_Task inputs_:
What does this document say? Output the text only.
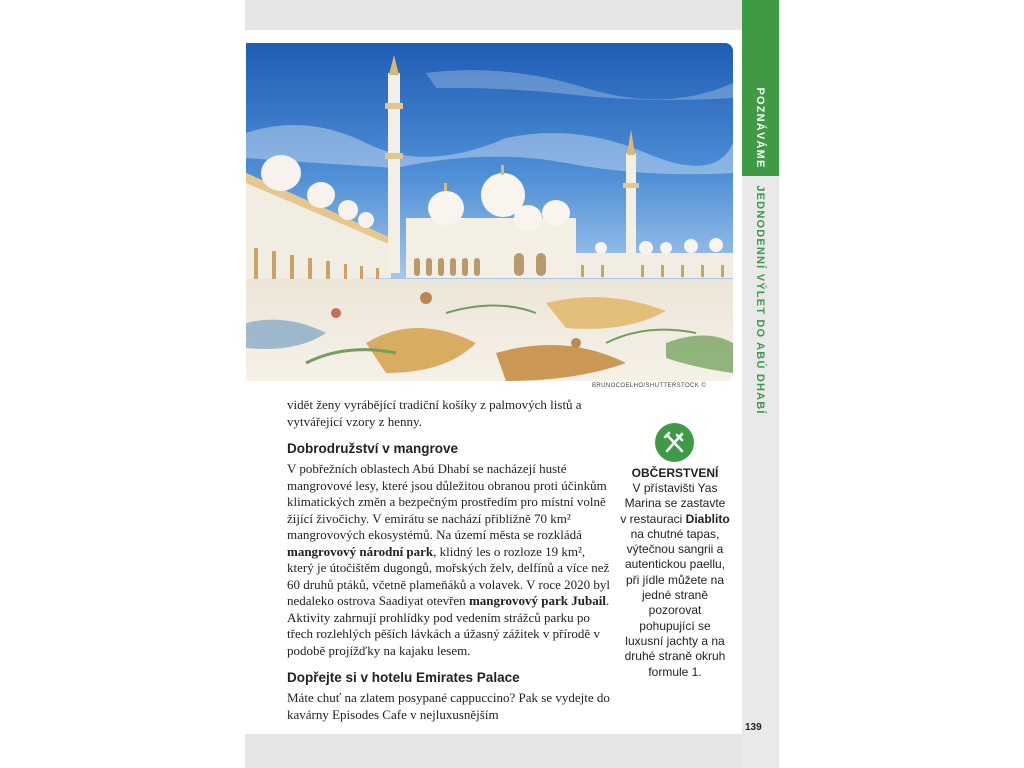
POZNÁVÁME
JEDNODENNÍ VÝLET DO ABÚ DHABÍ
BRUNOCOELHO/SHUTTERSTOCK ©

vidět ženy vyrábějící tradiční košíky z palmových listů a vytvářející vzory z henny.

Dobrodružství v mangrove

V pobřežních oblastech Abú Dhabí se nacházejí husté mangrovové lesy, které jsou důležitou obranou proti účinkům klimatických změn a bezpečným prostředím pro místní volně žijící živočichy. V emirátu se nachází přibližně 70 km² mangrovových ekosystémů. Na území města se rozkládá mangrovový národní park, klidný les o rozloze 19 km², který je útočištěm dugongů, mořských želv, delfínů a více než 60 druhů ptáků, včetně plameňáků a volavek. V roce 2020 byl nedaleko ostrova Saadiyat otevřen mangrovový park Jubail. Aktivity zahrnují prohlídky pod vedením strážců parku po třech rozlehlých pěších lávkách a úžasný zážitek v přírodě v podobě projížďky na kajaku lesem.

Dopřejte si v hotelu Emirates Palace

Máte chuť na zlatem posypané cappuccino? Pak se vydejte do kavárny Episodes Cafe v nejluxusnějším

OBČERSTVENÍ

V přístavišti Yas Marina se zastavte v restauraci Diablito na chutné tapas, výtečnou sangrii a autentickou paellu, při jídle můžete na jedné straně pozorovat pohupující se luxusní jachty a na druhé straně okruh formule 1.

139
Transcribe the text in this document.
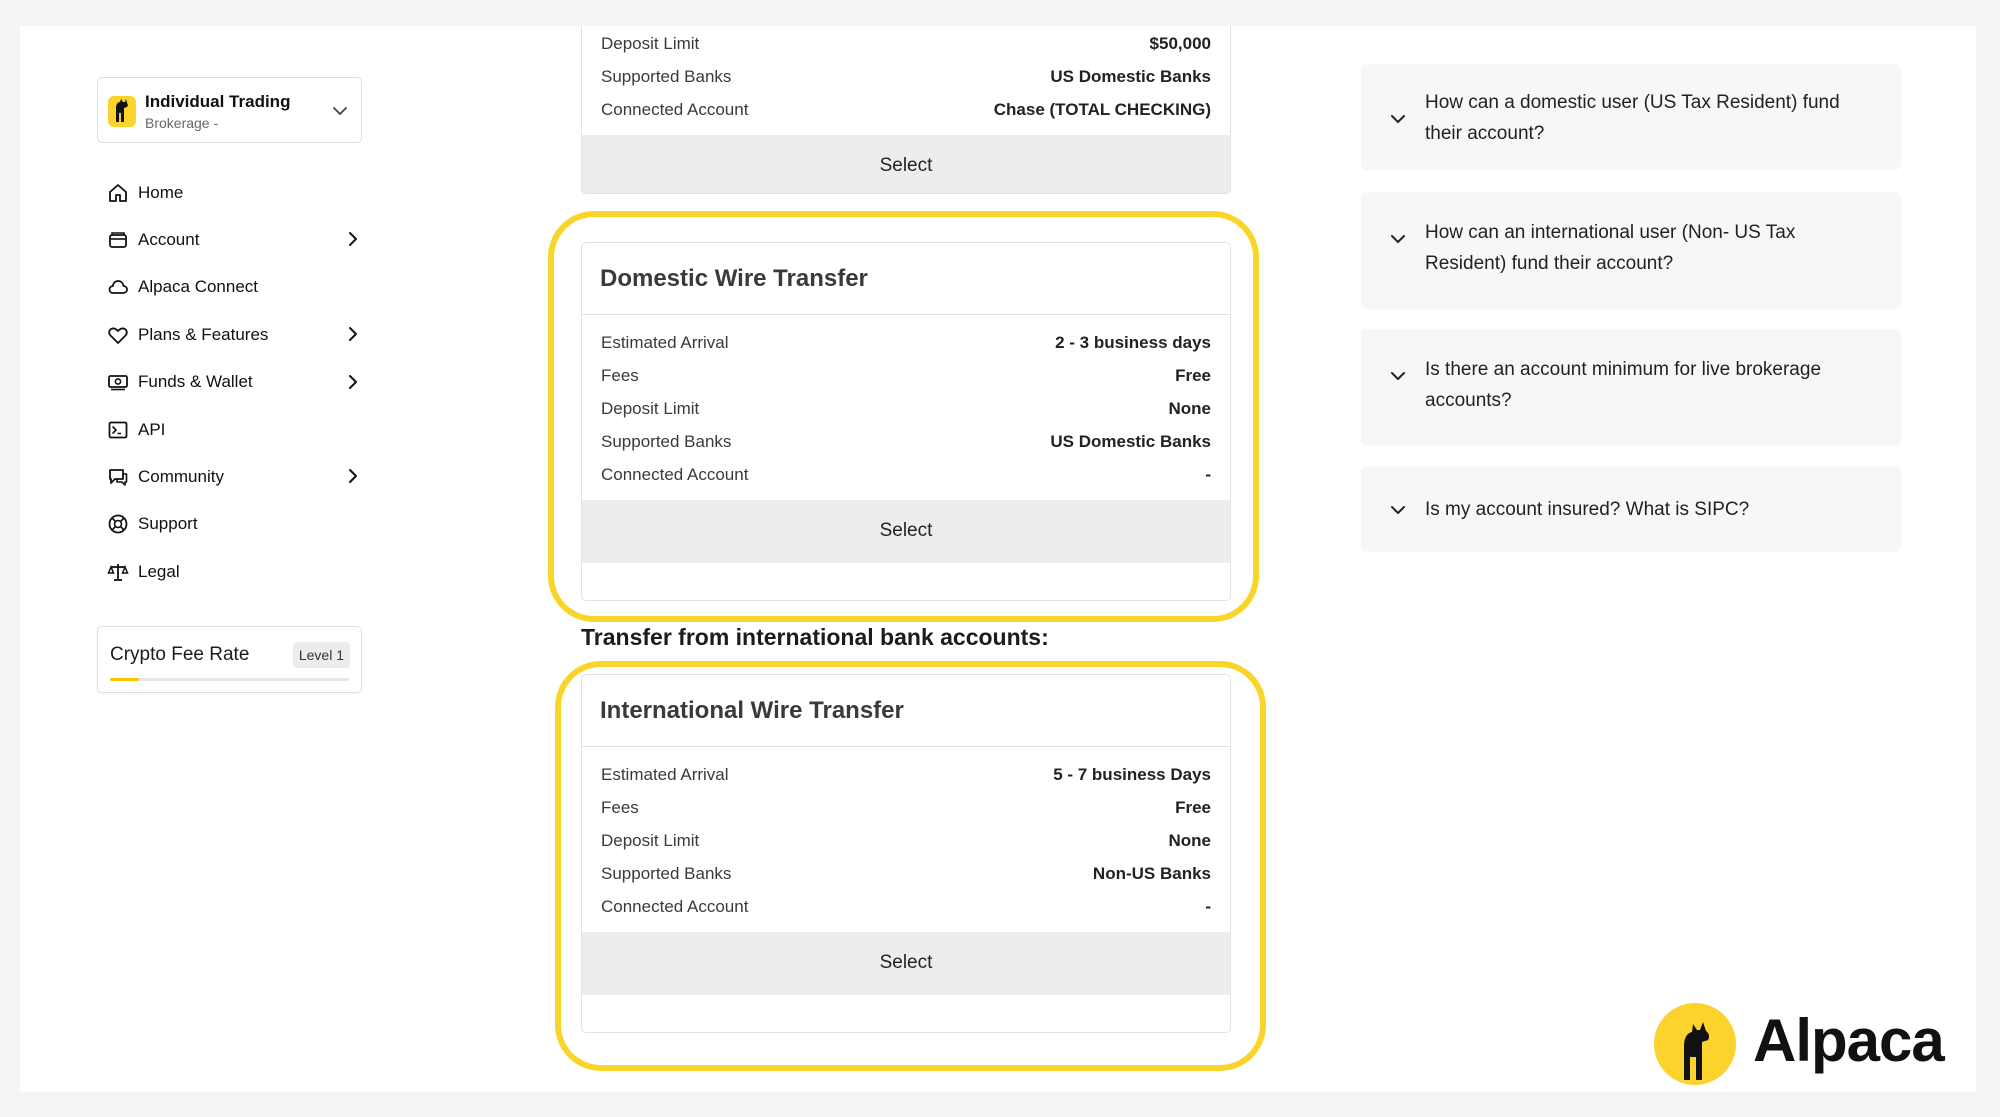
Individual Trading
Brokerage -
Home
Account
Alpaca Connect
Plans & Features
Funds & Wallet
API
Community
Support
Legal
Crypto Fee Rate	Level 1
Deposit Limit	$50,000
Supported Banks	US Domestic Banks
Connected Account	Chase (TOTAL CHECKING)
Select
Domestic Wire Transfer
Estimated Arrival	2 - 3 business days
Fees	Free
Deposit Limit	None
Supported Banks	US Domestic Banks
Connected Account	-
Select
Transfer from international bank accounts:
International Wire Transfer
Estimated Arrival	5 - 7 business Days
Fees	Free
Deposit Limit	None
Supported Banks	Non-US Banks
Connected Account	-
Select
How can a domestic user (US Tax Resident) fund their account?
How can an international user (Non- US Tax Resident) fund their account?
Is there an account minimum for live brokerage accounts?
Is my account insured? What is SIPC?
Alpaca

_Exercise_:
Find all lines with "Transfer" in them and copy each one.

_Result_:
Domestic Wire Transfer
Transfer from international bank accounts:
International Wire Transfer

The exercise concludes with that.